WRITTEN EXERCISE =
Isolate every line in the data with the string "Subtyping" and copy it.

EXTRACTED RECORDS =
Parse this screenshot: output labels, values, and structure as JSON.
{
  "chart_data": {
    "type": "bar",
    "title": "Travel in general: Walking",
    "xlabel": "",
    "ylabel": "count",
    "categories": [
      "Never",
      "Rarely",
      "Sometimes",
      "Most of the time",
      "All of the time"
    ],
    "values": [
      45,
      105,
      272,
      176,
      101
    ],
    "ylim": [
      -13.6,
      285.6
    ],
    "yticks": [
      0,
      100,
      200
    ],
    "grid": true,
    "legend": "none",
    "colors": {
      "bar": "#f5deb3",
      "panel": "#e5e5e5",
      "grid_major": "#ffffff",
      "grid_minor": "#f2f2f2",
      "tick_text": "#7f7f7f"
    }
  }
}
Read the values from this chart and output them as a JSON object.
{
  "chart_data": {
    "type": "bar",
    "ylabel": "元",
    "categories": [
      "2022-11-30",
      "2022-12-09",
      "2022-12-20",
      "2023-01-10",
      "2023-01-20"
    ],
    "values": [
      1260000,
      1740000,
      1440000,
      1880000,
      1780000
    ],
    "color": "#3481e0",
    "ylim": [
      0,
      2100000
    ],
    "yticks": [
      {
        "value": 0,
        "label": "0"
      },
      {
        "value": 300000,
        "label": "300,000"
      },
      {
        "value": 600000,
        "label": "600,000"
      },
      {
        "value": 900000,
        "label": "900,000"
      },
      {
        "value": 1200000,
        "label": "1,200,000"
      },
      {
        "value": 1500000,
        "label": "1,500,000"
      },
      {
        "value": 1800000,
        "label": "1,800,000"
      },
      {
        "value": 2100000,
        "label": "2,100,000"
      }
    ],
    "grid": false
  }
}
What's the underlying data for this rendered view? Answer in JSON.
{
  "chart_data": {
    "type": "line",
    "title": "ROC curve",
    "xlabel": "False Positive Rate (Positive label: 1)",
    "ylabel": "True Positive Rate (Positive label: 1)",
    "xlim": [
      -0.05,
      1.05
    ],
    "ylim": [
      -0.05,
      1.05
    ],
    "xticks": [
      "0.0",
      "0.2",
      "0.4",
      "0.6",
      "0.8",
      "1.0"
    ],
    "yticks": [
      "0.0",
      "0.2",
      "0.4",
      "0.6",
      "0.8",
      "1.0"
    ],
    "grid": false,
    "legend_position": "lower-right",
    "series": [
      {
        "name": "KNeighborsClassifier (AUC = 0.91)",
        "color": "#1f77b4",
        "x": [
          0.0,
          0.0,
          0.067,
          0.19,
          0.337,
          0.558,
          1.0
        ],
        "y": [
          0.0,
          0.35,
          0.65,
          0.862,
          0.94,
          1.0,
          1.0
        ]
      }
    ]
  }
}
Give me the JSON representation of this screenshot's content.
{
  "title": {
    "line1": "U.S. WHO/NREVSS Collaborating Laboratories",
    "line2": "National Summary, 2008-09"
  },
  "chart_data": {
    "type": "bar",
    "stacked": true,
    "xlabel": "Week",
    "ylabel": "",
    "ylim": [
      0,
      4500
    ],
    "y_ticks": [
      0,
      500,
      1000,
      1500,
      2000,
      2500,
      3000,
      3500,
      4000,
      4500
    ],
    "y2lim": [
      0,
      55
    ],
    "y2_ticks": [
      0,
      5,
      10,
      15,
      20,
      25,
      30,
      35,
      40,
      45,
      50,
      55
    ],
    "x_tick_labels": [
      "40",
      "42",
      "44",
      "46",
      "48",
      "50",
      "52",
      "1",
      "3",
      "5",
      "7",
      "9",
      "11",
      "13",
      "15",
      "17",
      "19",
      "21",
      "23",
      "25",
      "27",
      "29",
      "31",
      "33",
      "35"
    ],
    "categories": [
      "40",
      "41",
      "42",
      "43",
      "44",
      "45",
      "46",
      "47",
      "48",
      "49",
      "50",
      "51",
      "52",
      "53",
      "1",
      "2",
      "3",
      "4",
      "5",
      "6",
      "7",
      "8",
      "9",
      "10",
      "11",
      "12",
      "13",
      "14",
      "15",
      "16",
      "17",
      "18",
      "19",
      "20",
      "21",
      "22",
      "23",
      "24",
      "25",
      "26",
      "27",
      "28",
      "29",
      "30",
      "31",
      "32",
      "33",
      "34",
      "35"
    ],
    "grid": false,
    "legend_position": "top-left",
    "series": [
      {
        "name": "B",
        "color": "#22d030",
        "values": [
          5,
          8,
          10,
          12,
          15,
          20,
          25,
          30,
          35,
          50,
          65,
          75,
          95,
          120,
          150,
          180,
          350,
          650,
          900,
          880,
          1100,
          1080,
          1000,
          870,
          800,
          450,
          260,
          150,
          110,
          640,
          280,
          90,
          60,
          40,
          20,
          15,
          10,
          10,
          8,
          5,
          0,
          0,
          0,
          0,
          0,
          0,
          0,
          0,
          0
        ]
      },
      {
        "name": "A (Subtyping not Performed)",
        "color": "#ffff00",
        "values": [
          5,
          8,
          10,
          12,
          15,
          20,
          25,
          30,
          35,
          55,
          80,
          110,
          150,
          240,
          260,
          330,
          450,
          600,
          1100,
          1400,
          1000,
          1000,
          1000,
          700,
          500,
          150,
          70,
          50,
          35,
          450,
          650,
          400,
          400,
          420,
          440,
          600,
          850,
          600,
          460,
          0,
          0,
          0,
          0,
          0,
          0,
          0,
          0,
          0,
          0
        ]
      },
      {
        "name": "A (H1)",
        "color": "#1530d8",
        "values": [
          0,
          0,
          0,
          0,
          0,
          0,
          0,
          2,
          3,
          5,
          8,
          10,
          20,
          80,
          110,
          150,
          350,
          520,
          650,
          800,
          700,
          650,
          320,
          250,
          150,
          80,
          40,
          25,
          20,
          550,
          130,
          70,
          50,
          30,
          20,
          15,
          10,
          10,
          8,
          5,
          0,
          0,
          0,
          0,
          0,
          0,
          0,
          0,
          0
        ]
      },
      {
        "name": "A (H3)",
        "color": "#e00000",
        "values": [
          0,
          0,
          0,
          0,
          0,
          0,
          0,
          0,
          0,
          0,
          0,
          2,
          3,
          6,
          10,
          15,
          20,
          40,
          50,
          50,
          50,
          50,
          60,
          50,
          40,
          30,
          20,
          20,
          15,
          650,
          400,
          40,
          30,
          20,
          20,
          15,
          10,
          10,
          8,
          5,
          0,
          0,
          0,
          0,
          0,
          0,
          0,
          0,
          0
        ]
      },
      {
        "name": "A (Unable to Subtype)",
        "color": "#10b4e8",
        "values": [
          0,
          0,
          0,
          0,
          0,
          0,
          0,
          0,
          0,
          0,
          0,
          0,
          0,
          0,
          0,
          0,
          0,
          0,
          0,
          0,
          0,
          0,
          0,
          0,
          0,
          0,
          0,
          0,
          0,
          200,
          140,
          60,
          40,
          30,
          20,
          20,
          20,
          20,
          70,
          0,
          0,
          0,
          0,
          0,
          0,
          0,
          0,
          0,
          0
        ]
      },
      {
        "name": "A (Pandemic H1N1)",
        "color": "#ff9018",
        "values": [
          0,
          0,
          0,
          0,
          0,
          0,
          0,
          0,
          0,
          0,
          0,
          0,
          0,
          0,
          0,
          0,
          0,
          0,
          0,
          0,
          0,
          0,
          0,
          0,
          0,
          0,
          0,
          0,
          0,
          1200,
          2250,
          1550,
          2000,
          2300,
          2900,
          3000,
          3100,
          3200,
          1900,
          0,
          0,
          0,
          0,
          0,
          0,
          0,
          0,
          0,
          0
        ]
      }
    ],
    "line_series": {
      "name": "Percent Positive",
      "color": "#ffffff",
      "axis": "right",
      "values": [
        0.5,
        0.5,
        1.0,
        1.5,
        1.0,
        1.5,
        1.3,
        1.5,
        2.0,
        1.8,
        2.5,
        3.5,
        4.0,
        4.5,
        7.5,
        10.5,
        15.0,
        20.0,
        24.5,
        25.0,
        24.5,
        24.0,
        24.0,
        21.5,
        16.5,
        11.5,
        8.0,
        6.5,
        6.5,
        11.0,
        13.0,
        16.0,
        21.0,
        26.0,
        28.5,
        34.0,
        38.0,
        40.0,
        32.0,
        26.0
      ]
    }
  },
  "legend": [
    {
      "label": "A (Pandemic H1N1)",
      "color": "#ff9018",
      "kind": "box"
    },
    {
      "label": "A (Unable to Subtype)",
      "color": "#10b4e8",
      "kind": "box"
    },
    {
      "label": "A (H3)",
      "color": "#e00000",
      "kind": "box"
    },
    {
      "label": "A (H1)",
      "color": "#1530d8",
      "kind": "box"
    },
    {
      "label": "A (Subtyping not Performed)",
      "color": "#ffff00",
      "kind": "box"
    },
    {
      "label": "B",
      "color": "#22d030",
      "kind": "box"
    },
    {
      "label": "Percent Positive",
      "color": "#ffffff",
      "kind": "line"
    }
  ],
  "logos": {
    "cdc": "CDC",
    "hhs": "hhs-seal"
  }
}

RESULT OF THE EXERCISE =
        "name": "A (Subtyping not Performed)",
      "label": "A (Subtyping not Performed)",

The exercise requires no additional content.